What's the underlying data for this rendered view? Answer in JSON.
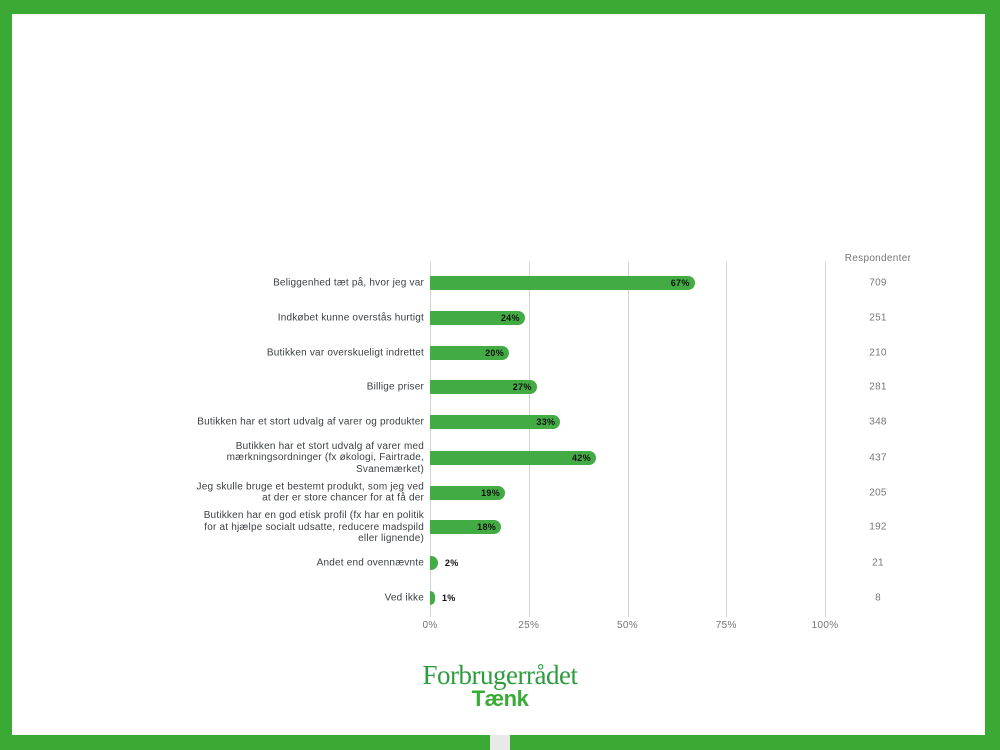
{
  "frame": {
    "border_color": "#3aaa35",
    "notch_color": "#e9e9e9",
    "page_background": "#ffffff"
  },
  "logo": {
    "line1": "Forbrugerrådet",
    "line2": "Tænk",
    "line1_color": "#2e9c3e",
    "line2_color": "#3aab35"
  },
  "chart_data": {
    "type": "bar",
    "orientation": "horizontal",
    "title": "",
    "xlabel": "",
    "ylabel": "",
    "xlim": [
      0,
      100
    ],
    "x_ticks": [
      "0%",
      "25%",
      "50%",
      "75%",
      "100%"
    ],
    "x_tick_values": [
      0,
      25,
      50,
      75,
      100
    ],
    "grid": true,
    "bar_color": "#43ab43",
    "value_label_color": "#111111",
    "respondents_header": "Respondenter",
    "categories": [
      "Beliggenhed tæt på, hvor jeg var",
      "Indkøbet kunne overstås hurtigt",
      "Butikken var overskueligt indrettet",
      "Billige priser",
      "Butikken har et stort udvalg af varer og produkter",
      "Butikken har et stort udvalg af varer med mærkningsordninger (fx økologi, Fairtrade, Svanemærket)",
      "Jeg skulle bruge et bestemt produkt, som jeg ved at der er store chancer for at få der",
      "Butikken har en god etisk profil (fx har en politik for at hjælpe socialt udsatte, reducere madspild eller lignende)",
      "Andet end ovennævnte",
      "Ved ikke"
    ],
    "values": [
      67,
      24,
      20,
      27,
      33,
      42,
      19,
      18,
      2,
      1
    ],
    "rows": [
      {
        "label_lines": [
          "Beliggenhed tæt på, hvor jeg var"
        ],
        "value": 67,
        "value_label": "67%",
        "respondents": "709"
      },
      {
        "label_lines": [
          "Indkøbet kunne overstås hurtigt"
        ],
        "value": 24,
        "value_label": "24%",
        "respondents": "251"
      },
      {
        "label_lines": [
          "Butikken var overskueligt indrettet"
        ],
        "value": 20,
        "value_label": "20%",
        "respondents": "210"
      },
      {
        "label_lines": [
          "Billige priser"
        ],
        "value": 27,
        "value_label": "27%",
        "respondents": "281"
      },
      {
        "label_lines": [
          "Butikken har et stort udvalg af varer og produkter"
        ],
        "value": 33,
        "value_label": "33%",
        "respondents": "348"
      },
      {
        "label_lines": [
          "Butikken har et stort udvalg af varer med",
          "mærkningsordninger (fx økologi, Fairtrade,",
          "Svanemærket)"
        ],
        "value": 42,
        "value_label": "42%",
        "respondents": "437"
      },
      {
        "label_lines": [
          "Jeg skulle bruge et bestemt produkt, som jeg ved",
          "at der er store chancer for at få der"
        ],
        "value": 19,
        "value_label": "19%",
        "respondents": "205"
      },
      {
        "label_lines": [
          "Butikken har en god etisk profil (fx har en politik",
          "for at hjælpe socialt udsatte, reducere madspild",
          "eller lignende)"
        ],
        "value": 18,
        "value_label": "18%",
        "respondents": "192"
      },
      {
        "label_lines": [
          "Andet end ovennævnte"
        ],
        "value": 2,
        "value_label": "2%",
        "respondents": "21"
      },
      {
        "label_lines": [
          "Ved ikke"
        ],
        "value": 1,
        "value_label": "1%",
        "respondents": "8"
      }
    ]
  }
}
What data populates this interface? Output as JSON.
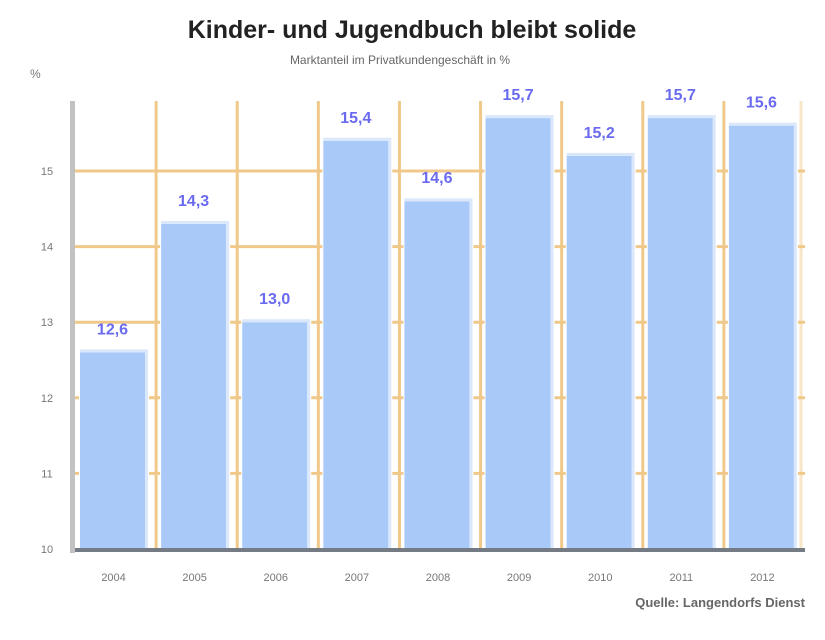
{
  "chart_data": {
    "type": "bar",
    "title": "Kinder- und Jugendbuch bleibt solide",
    "subtitle": "Marktanteil im Privatkundengeschäft in %",
    "ylabel": "%",
    "xlabel": "",
    "categories": [
      "2004",
      "2005",
      "2006",
      "2007",
      "2008",
      "2009",
      "2010",
      "2011",
      "2012"
    ],
    "values": [
      12.6,
      14.3,
      13.0,
      15.4,
      14.6,
      15.7,
      15.2,
      15.7,
      15.6
    ],
    "value_labels": [
      "12,6",
      "14,3",
      "13,0",
      "15,4",
      "14,6",
      "15,7",
      "15,2",
      "15,7",
      "15,6"
    ],
    "ylim": [
      10,
      15.9
    ],
    "yticks": [
      10,
      11,
      12,
      13,
      14,
      15
    ],
    "ytick_labels": [
      "10",
      "11",
      "12",
      "13",
      "14",
      "15"
    ],
    "grid": true,
    "legend": "none",
    "source": "Quelle: Langendorfs Dienst",
    "colors": {
      "bar": "#a9c9f8",
      "bar_highlight": "#dbe8fb",
      "grid": "#f0c889",
      "axis_left": "#c2c2c2",
      "axis_bottom": "#757b85",
      "label": "#6a6af0"
    }
  }
}
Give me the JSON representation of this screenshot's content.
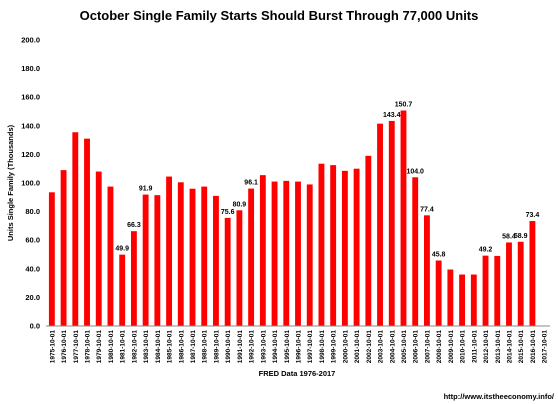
{
  "chart_data": {
    "type": "bar",
    "title": "October Single Family Starts Should Burst Through 77,000 Units",
    "xlabel": "FRED  Data 1976-2017",
    "ylabel": "Units Single Family (Thousands)",
    "source_note": "http://www.itstheeconomy.info/",
    "ylim": [
      0,
      200
    ],
    "yticks": [
      "0.0",
      "20.0",
      "40.0",
      "60.0",
      "80.0",
      "100.0",
      "120.0",
      "140.0",
      "160.0",
      "180.0",
      "200.0"
    ],
    "grid": false,
    "bar_color": "#ff0000",
    "categories": [
      "1975-10-01",
      "1976-10-01",
      "1977-10-01",
      "1978-10-01",
      "1979-10-01",
      "1980-10-01",
      "1981-10-01",
      "1982-10-01",
      "1983-10-01",
      "1984-10-01",
      "1985-10-01",
      "1986-10-01",
      "1987-10-01",
      "1988-10-01",
      "1989-10-01",
      "1990-10-01",
      "1991-10-01",
      "1992-10-01",
      "1993-10-01",
      "1994-10-01",
      "1995-10-01",
      "1996-10-01",
      "1997-10-01",
      "1998-10-01",
      "1999-10-01",
      "2000-10-01",
      "2001-10-01",
      "2002-10-01",
      "2003-10-01",
      "2004-10-01",
      "2005-10-01",
      "2006-10-01",
      "2007-10-01",
      "2008-10-01",
      "2009-10-01",
      "2010-10-01",
      "2011-10-01",
      "2012-10-01",
      "2013-10-01",
      "2014-10-01",
      "2015-10-01",
      "2016-10-01",
      "2017-10-01"
    ],
    "values": [
      93.5,
      109,
      135.5,
      131,
      108,
      97.5,
      49.9,
      66.3,
      91.9,
      91.5,
      104.5,
      100.5,
      96,
      97.5,
      91,
      75.6,
      80.9,
      96.1,
      105.5,
      101,
      101.5,
      101,
      99,
      113.5,
      112.5,
      108.5,
      110,
      119,
      141.5,
      143.4,
      150.7,
      104.0,
      77.4,
      45.8,
      39.5,
      36,
      36,
      49.2,
      49,
      58.4,
      58.9,
      73.4,
      0
    ],
    "data_labels": [
      {
        "index": 6,
        "text": "49.9"
      },
      {
        "index": 7,
        "text": "66.3"
      },
      {
        "index": 8,
        "text": "91.9"
      },
      {
        "index": 15,
        "text": "75.6"
      },
      {
        "index": 16,
        "text": "80.9"
      },
      {
        "index": 17,
        "text": "96.1"
      },
      {
        "index": 29,
        "text": "143.4"
      },
      {
        "index": 30,
        "text": "150.7"
      },
      {
        "index": 31,
        "text": "104.0"
      },
      {
        "index": 32,
        "text": "77.4"
      },
      {
        "index": 33,
        "text": "45.8"
      },
      {
        "index": 37,
        "text": "49.2"
      },
      {
        "index": 39,
        "text": "58.4"
      },
      {
        "index": 40,
        "text": "58.9"
      },
      {
        "index": 41,
        "text": "73.4"
      }
    ]
  }
}
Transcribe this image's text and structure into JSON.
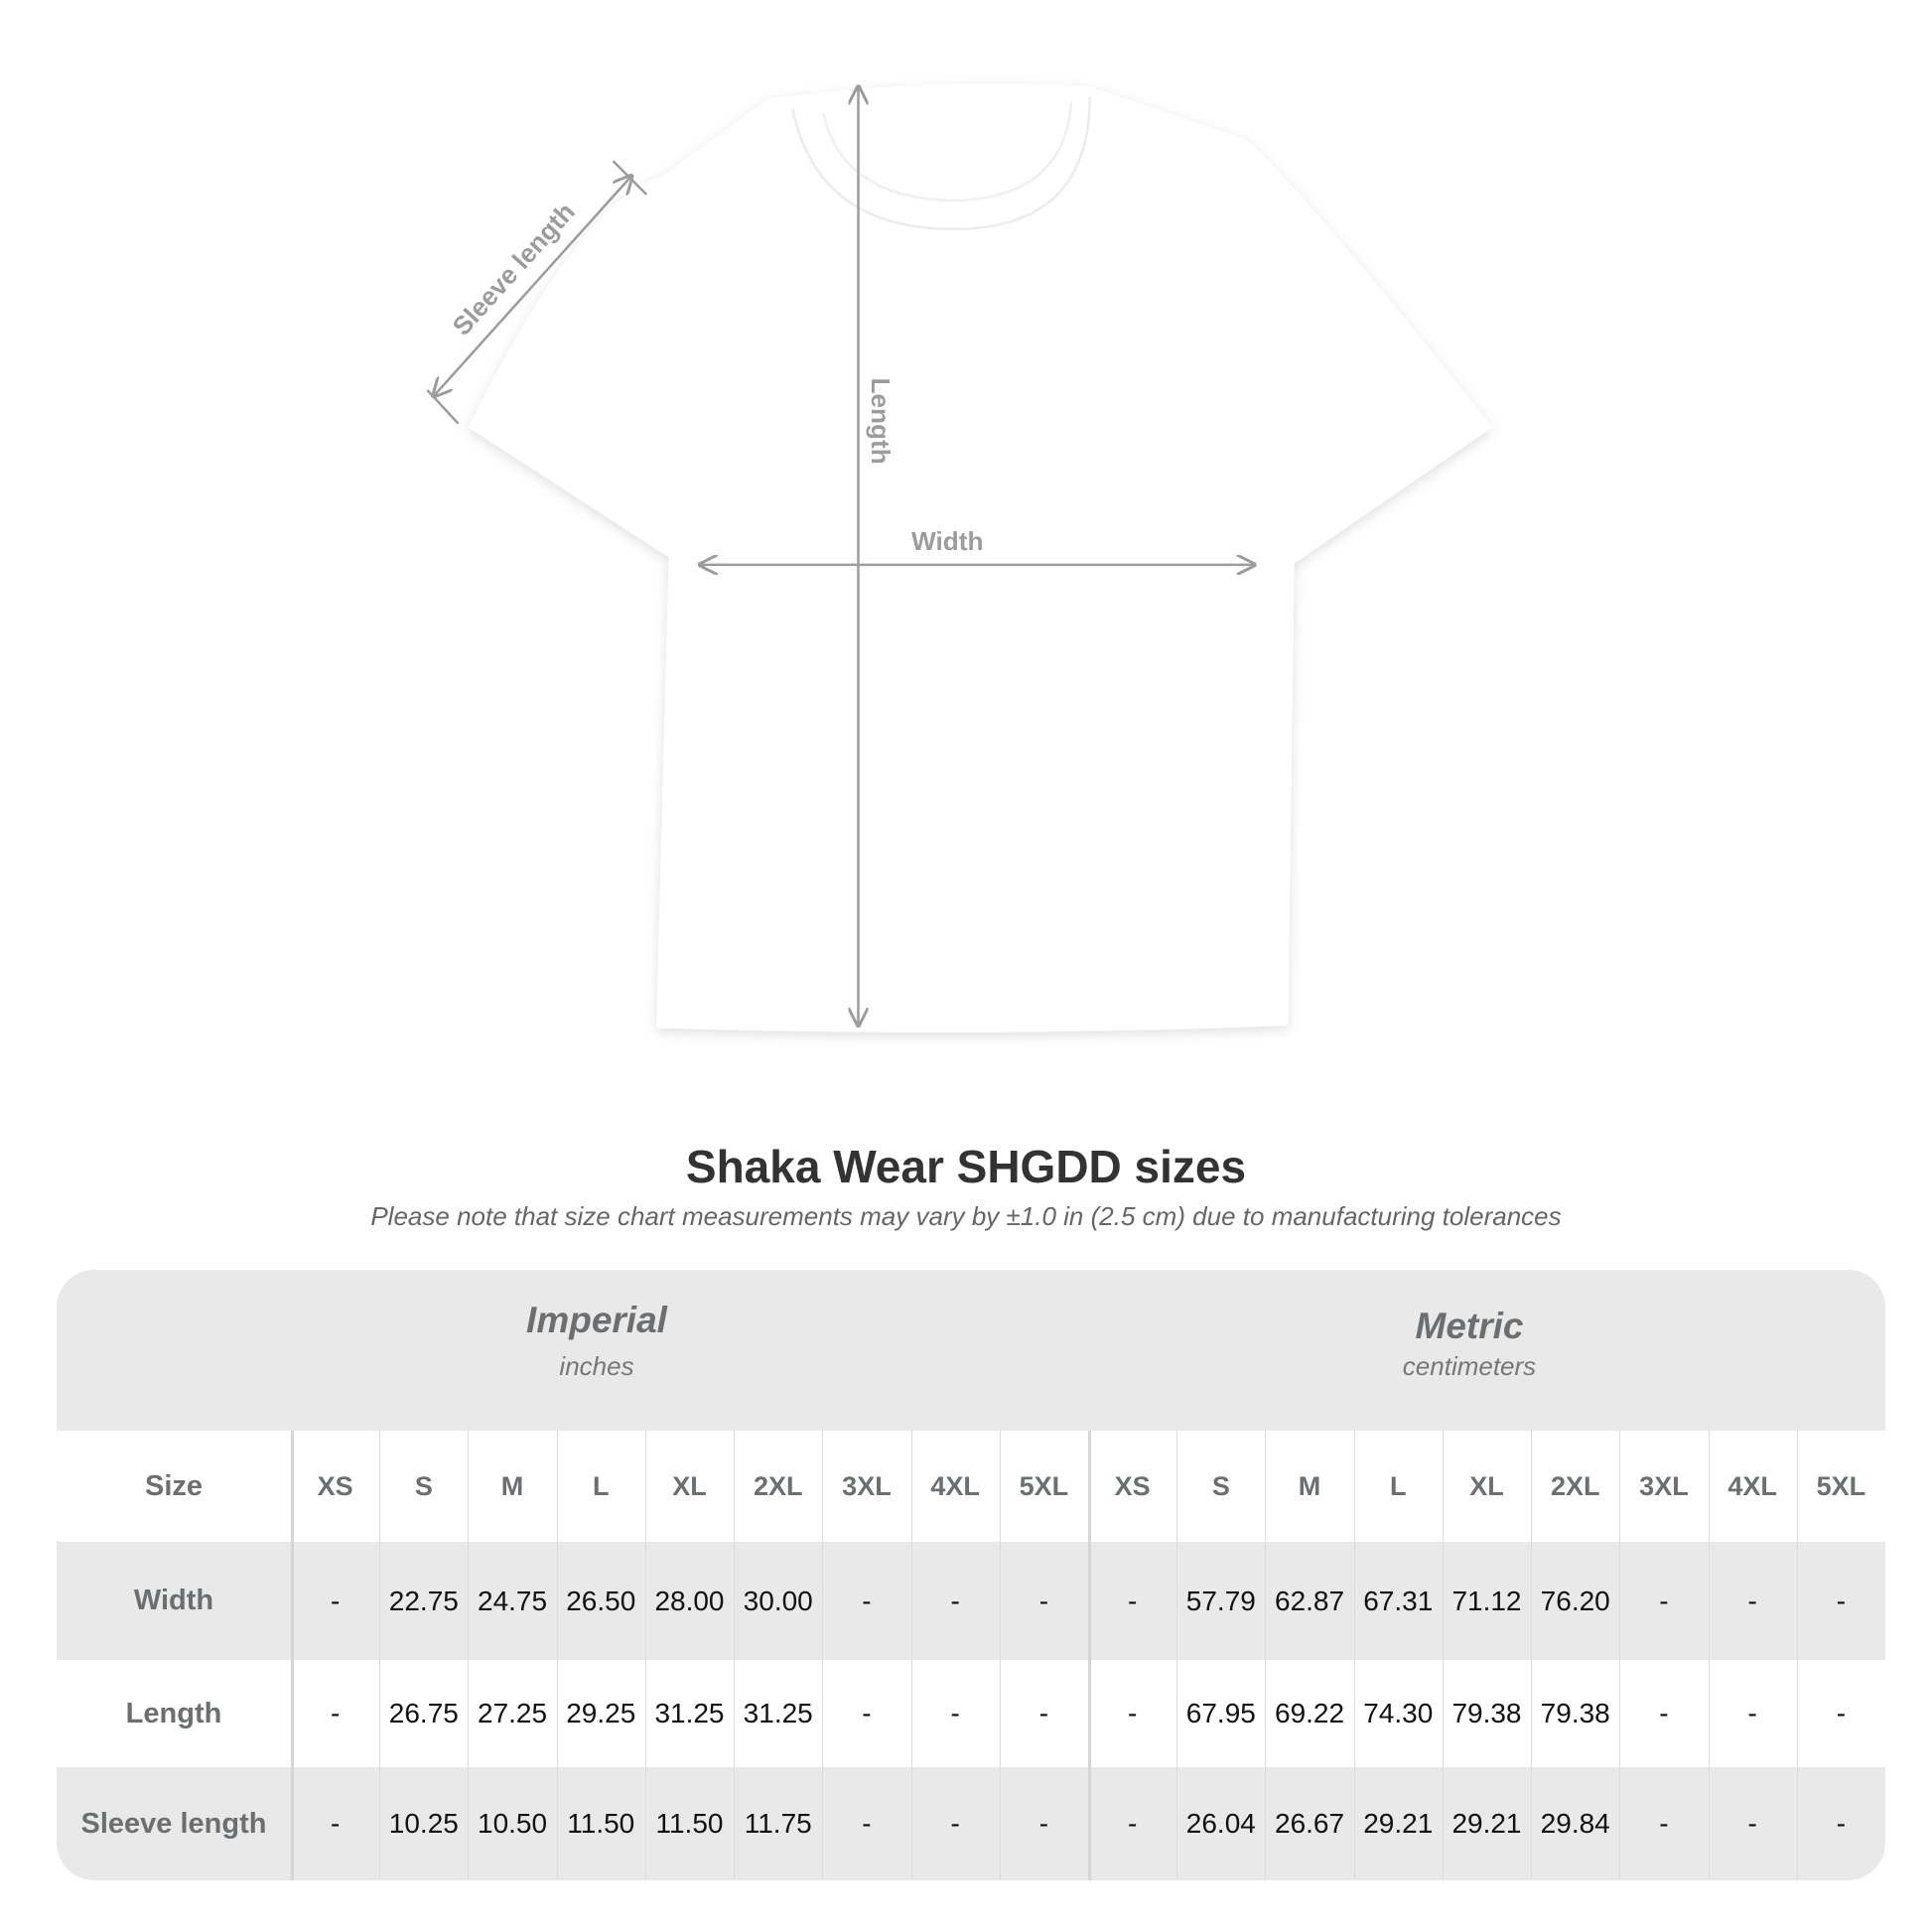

^^^^

- _GOAL_: Write out the records above once more, word for word, with no pictures.

- _FULL SOLUTION_:
What's the underlying data for this rendered view? Answer in JSON.
{
  "frame": {
    "border_color": "#3aaa35",
    "notch_color": "#e9e9e9",
    "page_background": "#ffffff"
  },
  "logo": {
    "line1": "Forbrugerrådet",
    "line2": "Tænk",
    "line1_color": "#2e9c3e",
    "line2_color": "#3aab35"
  },
  "chart_data": {
    "type": "bar",
    "orientation": "horizontal",
    "title": "",
    "xlabel": "",
    "ylabel": "",
    "xlim": [
      0,
      100
    ],
    "x_ticks": [
      "0%",
      "25%",
      "50%",
      "75%",
      "100%"
    ],
    "x_tick_values": [
      0,
      25,
      50,
      75,
      100
    ],
    "grid": true,
    "bar_color": "#43ab43",
    "value_label_color": "#111111",
    "respondents_header": "Respondenter",
    "categories": [
      "Beliggenhed tæt på, hvor jeg var",
      "Indkøbet kunne overstås hurtigt",
      "Butikken var overskueligt indrettet",
      "Billige priser",
      "Butikken har et stort udvalg af varer og produkter",
      "Butikken har et stort udvalg af varer med mærkningsordninger (fx økologi, Fairtrade, Svanemærket)",
      "Jeg skulle bruge et bestemt produkt, som jeg ved at der er store chancer for at få der",
      "Butikken har en god etisk profil (fx har en politik for at hjælpe socialt udsatte, reducere madspild eller lignende)",
      "Andet end ovennævnte",
      "Ved ikke"
    ],
    "values": [
      67,
      24,
      20,
      27,
      33,
      42,
      19,
      18,
      2,
      1
    ],
    "rows": [
      {
        "label_lines": [
          "Beliggenhed tæt på, hvor jeg var"
        ],
        "value": 67,
        "value_label": "67%",
        "respondents": "709"
      },
      {
        "label_lines": [
          "Indkøbet kunne overstås hurtigt"
        ],
        "value": 24,
        "value_label": "24%",
        "respondents": "251"
      },
      {
        "label_lines": [
          "Butikken var overskueligt indrettet"
        ],
        "value": 20,
        "value_label": "20%",
        "respondents": "210"
      },
      {
        "label_lines": [
          "Billige priser"
        ],
        "value": 27,
        "value_label": "27%",
        "respondents": "281"
      },
      {
        "label_lines": [
          "Butikken har et stort udvalg af varer og produkter"
        ],
        "value": 33,
        "value_label": "33%",
        "respondents": "348"
      },
      {
        "label_lines": [
          "Butikken har et stort udvalg af varer med",
          "mærkningsordninger (fx økologi, Fairtrade,",
          "Svanemærket)"
        ],
        "value": 42,
        "value_label": "42%",
        "respondents": "437"
      },
      {
        "label_lines": [
          "Jeg skulle bruge et bestemt produkt, som jeg ved",
          "at der er store chancer for at få der"
        ],
        "value": 19,
        "value_label": "19%",
        "respondents": "205"
      },
      {
        "label_lines": [
          "Butikken har en god etisk profil (fx har en politik",
          "for at hjælpe socialt udsatte, reducere madspild",
          "eller lignende)"
        ],
        "value": 18,
        "value_label": "18%",
        "respondents": "192"
      },
      {
        "label_lines": [
          "Andet end ovennævnte"
        ],
        "value": 2,
        "value_label": "2%",
        "respondents": "21"
      },
      {
        "label_lines": [
          "Ved ikke"
        ],
        "value": 1,
        "value_label": "1%",
        "respondents": "8"
      }
    ]
  }
}
What data populates this interface? Output as JSON.
{
  "chart_data": {
    "type": "bar",
    "title": "Kinder- und Jugendbuch bleibt solide",
    "subtitle": "Marktanteil im Privatkundengeschäft in %",
    "ylabel": "%",
    "xlabel": "",
    "categories": [
      "2004",
      "2005",
      "2006",
      "2007",
      "2008",
      "2009",
      "2010",
      "2011",
      "2012"
    ],
    "values": [
      12.6,
      14.3,
      13.0,
      15.4,
      14.6,
      15.7,
      15.2,
      15.7,
      15.6
    ],
    "value_labels": [
      "12,6",
      "14,3",
      "13,0",
      "15,4",
      "14,6",
      "15,7",
      "15,2",
      "15,7",
      "15,6"
    ],
    "ylim": [
      10,
      15.9
    ],
    "yticks": [
      10,
      11,
      12,
      13,
      14,
      15
    ],
    "ytick_labels": [
      "10",
      "11",
      "12",
      "13",
      "14",
      "15"
    ],
    "grid": true,
    "legend": "none",
    "source": "Quelle: Langendorfs Dienst",
    "colors": {
      "bar": "#a9c9f8",
      "bar_highlight": "#dbe8fb",
      "grid": "#f0c889",
      "axis_left": "#c2c2c2",
      "axis_bottom": "#757b85",
      "label": "#6a6af0"
    }
  }
}
Give me the JSON representation of this screenshot's content.
{
  "chart_data": {
    "type": "bar",
    "title": "October Single Family Starts Should Burst Through 77,000 Units",
    "xlabel": "FRED  Data 1976-2017",
    "ylabel": "Units Single Family (Thousands)",
    "source_note": "http://www.itstheeconomy.info/",
    "ylim": [
      0,
      200
    ],
    "yticks": [
      "0.0",
      "20.0",
      "40.0",
      "60.0",
      "80.0",
      "100.0",
      "120.0",
      "140.0",
      "160.0",
      "180.0",
      "200.0"
    ],
    "grid": false,
    "bar_color": "#ff0000",
    "categories": [
      "1975-10-01",
      "1976-10-01",
      "1977-10-01",
      "1978-10-01",
      "1979-10-01",
      "1980-10-01",
      "1981-10-01",
      "1982-10-01",
      "1983-10-01",
      "1984-10-01",
      "1985-10-01",
      "1986-10-01",
      "1987-10-01",
      "1988-10-01",
      "1989-10-01",
      "1990-10-01",
      "1991-10-01",
      "1992-10-01",
      "1993-10-01",
      "1994-10-01",
      "1995-10-01",
      "1996-10-01",
      "1997-10-01",
      "1998-10-01",
      "1999-10-01",
      "2000-10-01",
      "2001-10-01",
      "2002-10-01",
      "2003-10-01",
      "2004-10-01",
      "2005-10-01",
      "2006-10-01",
      "2007-10-01",
      "2008-10-01",
      "2009-10-01",
      "2010-10-01",
      "2011-10-01",
      "2012-10-01",
      "2013-10-01",
      "2014-10-01",
      "2015-10-01",
      "2016-10-01",
      "2017-10-01"
    ],
    "values": [
      93.5,
      109,
      135.5,
      131,
      108,
      97.5,
      49.9,
      66.3,
      91.9,
      91.5,
      104.5,
      100.5,
      96,
      97.5,
      91,
      75.6,
      80.9,
      96.1,
      105.5,
      101,
      101.5,
      101,
      99,
      113.5,
      112.5,
      108.5,
      110,
      119,
      141.5,
      143.4,
      150.7,
      104.0,
      77.4,
      45.8,
      39.5,
      36,
      36,
      49.2,
      49,
      58.4,
      58.9,
      73.4,
      0
    ],
    "data_labels": [
      {
        "index": 6,
        "text": "49.9"
      },
      {
        "index": 7,
        "text": "66.3"
      },
      {
        "index": 8,
        "text": "91.9"
      },
      {
        "index": 15,
        "text": "75.6"
      },
      {
        "index": 16,
        "text": "80.9"
      },
      {
        "index": 17,
        "text": "96.1"
      },
      {
        "index": 29,
        "text": "143.4"
      },
      {
        "index": 30,
        "text": "150.7"
      },
      {
        "index": 31,
        "text": "104.0"
      },
      {
        "index": 32,
        "text": "77.4"
      },
      {
        "index": 33,
        "text": "45.8"
      },
      {
        "index": 37,
        "text": "49.2"
      },
      {
        "index": 39,
        "text": "58.4"
      },
      {
        "index": 40,
        "text": "58.9"
      },
      {
        "index": 41,
        "text": "73.4"
      }
    ]
  }
}
Transcribe this image's text and structure into JSON.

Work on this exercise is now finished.